**Objective**
Reproduce the full listing below unchanged, apart from the pictures.

**Material provided**

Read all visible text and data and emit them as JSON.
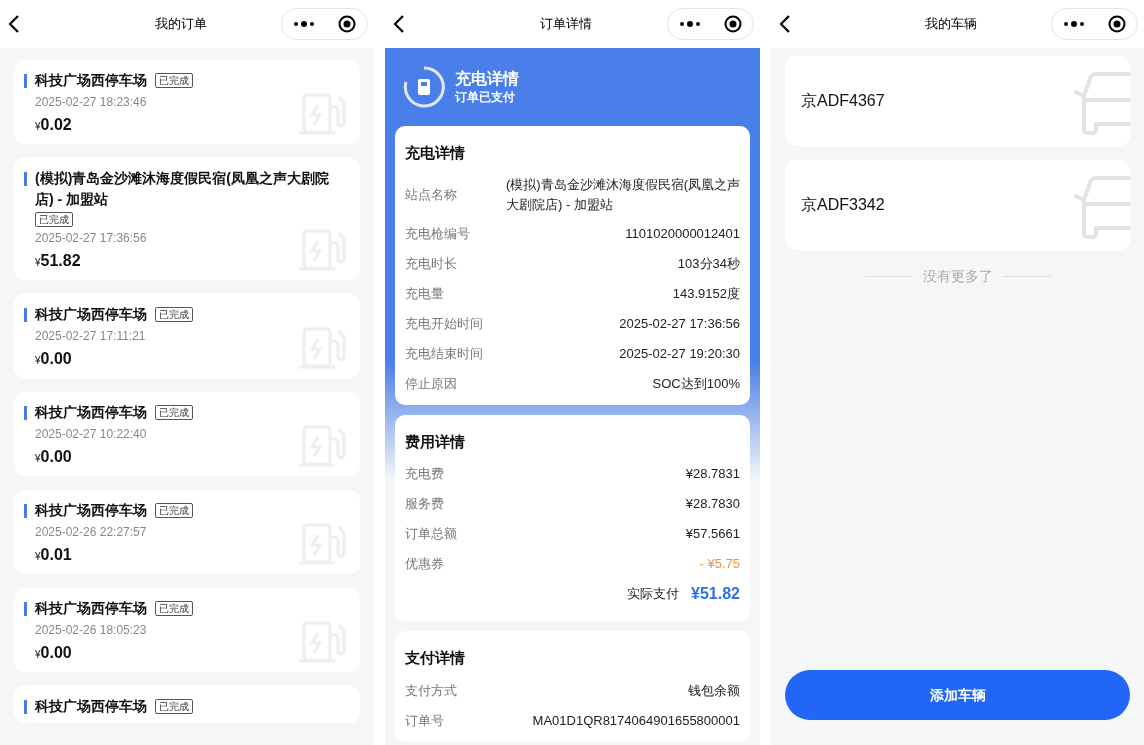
{
  "orders_screen": {
    "title": "我的订单",
    "orders": [
      {
        "station": "科技广场西停车场",
        "status": "已完成",
        "time": "2025-02-27 18:23:46",
        "currency": "¥",
        "amount": "0.02"
      },
      {
        "station": "(模拟)青岛金沙滩沐海度假民宿(凤凰之声大剧院店) - 加盟站",
        "status": "已完成",
        "time": "2025-02-27 17:36:56",
        "currency": "¥",
        "amount": "51.82"
      },
      {
        "station": "科技广场西停车场",
        "status": "已完成",
        "time": "2025-02-27 17:11:21",
        "currency": "¥",
        "amount": "0.00"
      },
      {
        "station": "科技广场西停车场",
        "status": "已完成",
        "time": "2025-02-27 10:22:40",
        "currency": "¥",
        "amount": "0.00"
      },
      {
        "station": "科技广场西停车场",
        "status": "已完成",
        "time": "2025-02-26 22:27:57",
        "currency": "¥",
        "amount": "0.01"
      },
      {
        "station": "科技广场西停车场",
        "status": "已完成",
        "time": "2025-02-26 18:05:23",
        "currency": "¥",
        "amount": "0.00"
      },
      {
        "station": "科技广场西停车场",
        "status": "已完成"
      }
    ]
  },
  "detail_screen": {
    "title": "订单详情",
    "banner": {
      "title": "充电详情",
      "subtitle": "订单已支付"
    },
    "sections": [
      {
        "title": "充电详情",
        "rows": [
          {
            "label": "站点名称",
            "value": "(模拟)青岛金沙滩沐海度假民宿(凤凰之声大剧院店) - 加盟站"
          },
          {
            "label": "充电枪编号",
            "value": "1101020000012401"
          },
          {
            "label": "充电时长",
            "value": "103分34秒"
          },
          {
            "label": "充电量",
            "value": "143.9152度"
          },
          {
            "label": "充电开始时间",
            "value": "2025-02-27 17:36:56"
          },
          {
            "label": "充电结束时间",
            "value": "2025-02-27 19:20:30"
          },
          {
            "label": "停止原因",
            "value": "SOC达到100%"
          }
        ]
      },
      {
        "title": "费用详情",
        "rows": [
          {
            "label": "充电费",
            "value": "¥28.7831",
            "kind": "normal"
          },
          {
            "label": "服务费",
            "value": "¥28.7830",
            "kind": "normal"
          },
          {
            "label": "订单总额",
            "value": "¥57.5661",
            "kind": "normal"
          },
          {
            "label": "优惠券",
            "value": "- ¥5.75",
            "kind": "discount"
          }
        ],
        "total": {
          "label": "实际支付",
          "value": "¥51.82"
        }
      },
      {
        "title": "支付详情",
        "rows": [
          {
            "label": "支付方式",
            "value": "钱包余额"
          },
          {
            "label": "订单号",
            "value": "MA01D1QR8174064901655800001"
          }
        ]
      }
    ]
  },
  "vehicles_screen": {
    "title": "我的车辆",
    "vehicles": [
      {
        "plate": "京ADF4367"
      },
      {
        "plate": "京ADF3342"
      }
    ],
    "end_note": "没有更多了",
    "add_button": "添加车辆"
  }
}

**Correct output**
Read all visible text and data and emit them as JSON.
{
  "orders_screen": {
    "title": "我的订单",
    "orders": [
      {
        "station": "科技广场西停车场",
        "status": "已完成",
        "time": "2025-02-27 18:23:46",
        "currency": "¥",
        "amount": "0.02"
      },
      {
        "station": "(模拟)青岛金沙滩沐海度假民宿(凤凰之声大剧院店) - 加盟站",
        "status": "已完成",
        "time": "2025-02-27 17:36:56",
        "currency": "¥",
        "amount": "51.82"
      },
      {
        "station": "科技广场西停车场",
        "status": "已完成",
        "time": "2025-02-27 17:11:21",
        "currency": "¥",
        "amount": "0.00"
      },
      {
        "station": "科技广场西停车场",
        "status": "已完成",
        "time": "2025-02-27 10:22:40",
        "currency": "¥",
        "amount": "0.00"
      },
      {
        "station": "科技广场西停车场",
        "status": "已完成",
        "time": "2025-02-26 22:27:57",
        "currency": "¥",
        "amount": "0.01"
      },
      {
        "station": "科技广场西停车场",
        "status": "已完成",
        "time": "2025-02-26 18:05:23",
        "currency": "¥",
        "amount": "0.00"
      },
      {
        "station": "科技广场西停车场",
        "status": "已完成"
      }
    ]
  },
  "detail_screen": {
    "title": "订单详情",
    "banner": {
      "title": "充电详情",
      "subtitle": "订单已支付"
    },
    "sections": [
      {
        "title": "充电详情",
        "rows": [
          {
            "label": "站点名称",
            "value": "(模拟)青岛金沙滩沐海度假民宿(凤凰之声大剧院店) - 加盟站"
          },
          {
            "label": "充电枪编号",
            "value": "1101020000012401"
          },
          {
            "label": "充电时长",
            "value": "103分34秒"
          },
          {
            "label": "充电量",
            "value": "143.9152度"
          },
          {
            "label": "充电开始时间",
            "value": "2025-02-27 17:36:56"
          },
          {
            "label": "充电结束时间",
            "value": "2025-02-27 19:20:30"
          },
          {
            "label": "停止原因",
            "value": "SOC达到100%"
          }
        ]
      },
      {
        "title": "费用详情",
        "rows": [
          {
            "label": "充电费",
            "value": "¥28.7831",
            "kind": "normal"
          },
          {
            "label": "服务费",
            "value": "¥28.7830",
            "kind": "normal"
          },
          {
            "label": "订单总额",
            "value": "¥57.5661",
            "kind": "normal"
          },
          {
            "label": "优惠券",
            "value": "- ¥5.75",
            "kind": "discount"
          }
        ],
        "total": {
          "label": "实际支付",
          "value": "¥51.82"
        }
      },
      {
        "title": "支付详情",
        "rows": [
          {
            "label": "支付方式",
            "value": "钱包余额"
          },
          {
            "label": "订单号",
            "value": "MA01D1QR8174064901655800001"
          }
        ]
      }
    ]
  },
  "vehicles_screen": {
    "title": "我的车辆",
    "vehicles": [
      {
        "plate": "京ADF4367"
      },
      {
        "plate": "京ADF3342"
      }
    ],
    "end_note": "没有更多了",
    "add_button": "添加车辆"
  }
}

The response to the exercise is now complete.